=== Source records ===
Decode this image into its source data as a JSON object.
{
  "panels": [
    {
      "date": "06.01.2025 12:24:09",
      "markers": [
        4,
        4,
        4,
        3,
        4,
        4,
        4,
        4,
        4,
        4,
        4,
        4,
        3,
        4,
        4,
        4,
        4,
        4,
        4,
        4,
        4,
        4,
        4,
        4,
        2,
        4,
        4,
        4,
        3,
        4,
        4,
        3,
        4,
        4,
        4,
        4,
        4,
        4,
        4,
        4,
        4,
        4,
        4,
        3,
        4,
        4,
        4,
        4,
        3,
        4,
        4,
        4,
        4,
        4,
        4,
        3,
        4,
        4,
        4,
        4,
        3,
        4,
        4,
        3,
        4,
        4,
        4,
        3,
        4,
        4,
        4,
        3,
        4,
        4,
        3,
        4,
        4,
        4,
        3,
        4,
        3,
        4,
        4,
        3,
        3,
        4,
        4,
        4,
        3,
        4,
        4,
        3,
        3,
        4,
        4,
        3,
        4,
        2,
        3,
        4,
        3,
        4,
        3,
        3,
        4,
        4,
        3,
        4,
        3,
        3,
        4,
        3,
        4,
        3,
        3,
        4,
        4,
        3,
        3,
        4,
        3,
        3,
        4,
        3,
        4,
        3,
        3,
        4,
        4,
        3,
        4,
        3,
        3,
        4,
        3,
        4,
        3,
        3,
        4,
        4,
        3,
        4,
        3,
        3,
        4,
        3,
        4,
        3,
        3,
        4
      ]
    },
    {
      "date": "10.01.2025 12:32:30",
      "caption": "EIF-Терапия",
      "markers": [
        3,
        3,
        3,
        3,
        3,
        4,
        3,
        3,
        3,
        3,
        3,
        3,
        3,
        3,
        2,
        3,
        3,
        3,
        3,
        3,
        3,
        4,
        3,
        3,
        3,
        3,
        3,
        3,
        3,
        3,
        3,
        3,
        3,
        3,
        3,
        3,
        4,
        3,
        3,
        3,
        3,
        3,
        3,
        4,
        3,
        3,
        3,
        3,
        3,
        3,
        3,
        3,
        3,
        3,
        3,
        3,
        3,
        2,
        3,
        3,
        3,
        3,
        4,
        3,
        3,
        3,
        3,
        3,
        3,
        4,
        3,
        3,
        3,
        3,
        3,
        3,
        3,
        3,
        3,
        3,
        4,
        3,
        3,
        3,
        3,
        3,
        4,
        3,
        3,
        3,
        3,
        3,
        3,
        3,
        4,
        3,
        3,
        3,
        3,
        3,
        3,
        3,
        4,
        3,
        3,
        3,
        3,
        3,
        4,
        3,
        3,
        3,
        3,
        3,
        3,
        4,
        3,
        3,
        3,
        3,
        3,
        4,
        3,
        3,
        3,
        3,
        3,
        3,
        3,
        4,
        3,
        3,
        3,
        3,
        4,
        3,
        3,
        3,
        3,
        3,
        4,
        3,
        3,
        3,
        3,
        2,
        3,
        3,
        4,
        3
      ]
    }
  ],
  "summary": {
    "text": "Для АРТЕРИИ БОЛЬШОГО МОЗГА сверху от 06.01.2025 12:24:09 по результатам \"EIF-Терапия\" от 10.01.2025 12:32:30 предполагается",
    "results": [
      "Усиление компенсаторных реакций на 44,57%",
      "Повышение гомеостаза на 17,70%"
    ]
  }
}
===
Tell how many lines of the records above hold the string "date". Give no other text.

2